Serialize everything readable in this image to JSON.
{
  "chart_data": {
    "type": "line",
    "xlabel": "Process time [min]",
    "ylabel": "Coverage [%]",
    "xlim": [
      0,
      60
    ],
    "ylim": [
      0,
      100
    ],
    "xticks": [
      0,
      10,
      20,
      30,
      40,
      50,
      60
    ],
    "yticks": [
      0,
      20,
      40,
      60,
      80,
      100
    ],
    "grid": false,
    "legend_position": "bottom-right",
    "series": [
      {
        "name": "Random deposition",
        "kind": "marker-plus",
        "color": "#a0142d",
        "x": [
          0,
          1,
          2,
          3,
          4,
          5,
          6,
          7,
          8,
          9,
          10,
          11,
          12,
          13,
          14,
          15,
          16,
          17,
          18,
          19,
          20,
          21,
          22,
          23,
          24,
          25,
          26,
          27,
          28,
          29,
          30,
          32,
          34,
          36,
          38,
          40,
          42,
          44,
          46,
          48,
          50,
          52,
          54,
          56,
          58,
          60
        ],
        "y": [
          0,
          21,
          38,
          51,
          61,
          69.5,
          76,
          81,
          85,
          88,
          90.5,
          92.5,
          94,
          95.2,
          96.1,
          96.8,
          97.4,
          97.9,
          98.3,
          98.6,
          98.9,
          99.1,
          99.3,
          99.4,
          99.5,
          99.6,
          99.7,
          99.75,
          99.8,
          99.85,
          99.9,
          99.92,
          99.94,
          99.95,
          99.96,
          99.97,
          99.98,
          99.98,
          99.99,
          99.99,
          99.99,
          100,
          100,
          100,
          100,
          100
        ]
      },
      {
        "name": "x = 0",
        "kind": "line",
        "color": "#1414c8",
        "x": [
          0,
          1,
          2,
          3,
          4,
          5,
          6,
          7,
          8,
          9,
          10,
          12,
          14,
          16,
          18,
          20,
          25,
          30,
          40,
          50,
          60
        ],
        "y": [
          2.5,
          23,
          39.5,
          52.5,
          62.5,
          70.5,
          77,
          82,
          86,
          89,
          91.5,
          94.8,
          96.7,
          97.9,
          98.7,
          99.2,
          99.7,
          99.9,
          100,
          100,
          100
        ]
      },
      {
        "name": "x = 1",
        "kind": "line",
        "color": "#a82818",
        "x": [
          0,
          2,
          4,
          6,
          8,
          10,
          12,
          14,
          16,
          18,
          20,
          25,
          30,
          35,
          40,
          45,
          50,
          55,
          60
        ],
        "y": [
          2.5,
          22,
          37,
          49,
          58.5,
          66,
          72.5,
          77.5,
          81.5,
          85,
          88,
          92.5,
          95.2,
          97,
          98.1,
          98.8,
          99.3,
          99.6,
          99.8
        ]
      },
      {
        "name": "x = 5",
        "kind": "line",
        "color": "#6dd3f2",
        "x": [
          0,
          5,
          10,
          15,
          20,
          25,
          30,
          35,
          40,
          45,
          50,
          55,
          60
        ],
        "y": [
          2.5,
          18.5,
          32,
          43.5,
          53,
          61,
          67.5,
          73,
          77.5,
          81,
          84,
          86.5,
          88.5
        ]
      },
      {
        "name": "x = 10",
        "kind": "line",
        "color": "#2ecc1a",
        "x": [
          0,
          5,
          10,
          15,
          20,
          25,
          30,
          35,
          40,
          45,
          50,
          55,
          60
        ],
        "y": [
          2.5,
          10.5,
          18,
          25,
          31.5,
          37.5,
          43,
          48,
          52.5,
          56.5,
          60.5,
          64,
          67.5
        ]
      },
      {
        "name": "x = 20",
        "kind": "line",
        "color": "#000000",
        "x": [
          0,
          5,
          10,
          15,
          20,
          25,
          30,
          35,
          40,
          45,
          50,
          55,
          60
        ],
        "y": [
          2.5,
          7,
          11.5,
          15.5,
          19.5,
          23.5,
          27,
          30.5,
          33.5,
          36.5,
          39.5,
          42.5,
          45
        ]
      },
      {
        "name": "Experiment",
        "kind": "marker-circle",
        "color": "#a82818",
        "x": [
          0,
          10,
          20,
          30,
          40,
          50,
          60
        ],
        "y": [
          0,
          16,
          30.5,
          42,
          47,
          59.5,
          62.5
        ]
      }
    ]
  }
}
+ + + + + + +
- [What you are asked to do]: Output all records verbatim.

- [Answer to this exercise]:
Serialize everything readable in this image to JSON.
{
  "chart_data": {
    "type": "line",
    "xlabel": "Process time [min]",
    "ylabel": "Coverage [%]",
    "xlim": [
      0,
      60
    ],
    "ylim": [
      0,
      100
    ],
    "xticks": [
      0,
      10,
      20,
      30,
      40,
      50,
      60
    ],
    "yticks": [
      0,
      20,
      40,
      60,
      80,
      100
    ],
    "grid": false,
    "legend_position": "bottom-right",
    "series": [
      {
        "name": "Random deposition",
        "kind": "marker-plus",
        "color": "#a0142d",
        "x": [
          0,
          1,
          2,
          3,
          4,
          5,
          6,
          7,
          8,
          9,
          10,
          11,
          12,
          13,
          14,
          15,
          16,
          17,
          18,
          19,
          20,
          21,
          22,
          23,
          24,
          25,
          26,
          27,
          28,
          29,
          30,
          32,
          34,
          36,
          38,
          40,
          42,
          44,
          46,
          48,
          50,
          52,
          54,
          56,
          58,
          60
        ],
        "y": [
          0,
          21,
          38,
          51,
          61,
          69.5,
          76,
          81,
          85,
          88,
          90.5,
          92.5,
          94,
          95.2,
          96.1,
          96.8,
          97.4,
          97.9,
          98.3,
          98.6,
          98.9,
          99.1,
          99.3,
          99.4,
          99.5,
          99.6,
          99.7,
          99.75,
          99.8,
          99.85,
          99.9,
          99.92,
          99.94,
          99.95,
          99.96,
          99.97,
          99.98,
          99.98,
          99.99,
          99.99,
          99.99,
          100,
          100,
          100,
          100,
          100
        ]
      },
      {
        "name": "x = 0",
        "kind": "line",
        "color": "#1414c8",
        "x": [
          0,
          1,
          2,
          3,
          4,
          5,
          6,
          7,
          8,
          9,
          10,
          12,
          14,
          16,
          18,
          20,
          25,
          30,
          40,
          50,
          60
        ],
        "y": [
          2.5,
          23,
          39.5,
          52.5,
          62.5,
          70.5,
          77,
          82,
          86,
          89,
          91.5,
          94.8,
          96.7,
          97.9,
          98.7,
          99.2,
          99.7,
          99.9,
          100,
          100,
          100
        ]
      },
      {
        "name": "x = 1",
        "kind": "line",
        "color": "#a82818",
        "x": [
          0,
          2,
          4,
          6,
          8,
          10,
          12,
          14,
          16,
          18,
          20,
          25,
          30,
          35,
          40,
          45,
          50,
          55,
          60
        ],
        "y": [
          2.5,
          22,
          37,
          49,
          58.5,
          66,
          72.5,
          77.5,
          81.5,
          85,
          88,
          92.5,
          95.2,
          97,
          98.1,
          98.8,
          99.3,
          99.6,
          99.8
        ]
      },
      {
        "name": "x = 5",
        "kind": "line",
        "color": "#6dd3f2",
        "x": [
          0,
          5,
          10,
          15,
          20,
          25,
          30,
          35,
          40,
          45,
          50,
          55,
          60
        ],
        "y": [
          2.5,
          18.5,
          32,
          43.5,
          53,
          61,
          67.5,
          73,
          77.5,
          81,
          84,
          86.5,
          88.5
        ]
      },
      {
        "name": "x = 10",
        "kind": "line",
        "color": "#2ecc1a",
        "x": [
          0,
          5,
          10,
          15,
          20,
          25,
          30,
          35,
          40,
          45,
          50,
          55,
          60
        ],
        "y": [
          2.5,
          10.5,
          18,
          25,
          31.5,
          37.5,
          43,
          48,
          52.5,
          56.5,
          60.5,
          64,
          67.5
        ]
      },
      {
        "name": "x = 20",
        "kind": "line",
        "color": "#000000",
        "x": [
          0,
          5,
          10,
          15,
          20,
          25,
          30,
          35,
          40,
          45,
          50,
          55,
          60
        ],
        "y": [
          2.5,
          7,
          11.5,
          15.5,
          19.5,
          23.5,
          27,
          30.5,
          33.5,
          36.5,
          39.5,
          42.5,
          45
        ]
      },
      {
        "name": "Experiment",
        "kind": "marker-circle",
        "color": "#a82818",
        "x": [
          0,
          10,
          20,
          30,
          40,
          50,
          60
        ],
        "y": [
          0,
          16,
          30.5,
          42,
          47,
          59.5,
          62.5
        ]
      }
    ]
  }
}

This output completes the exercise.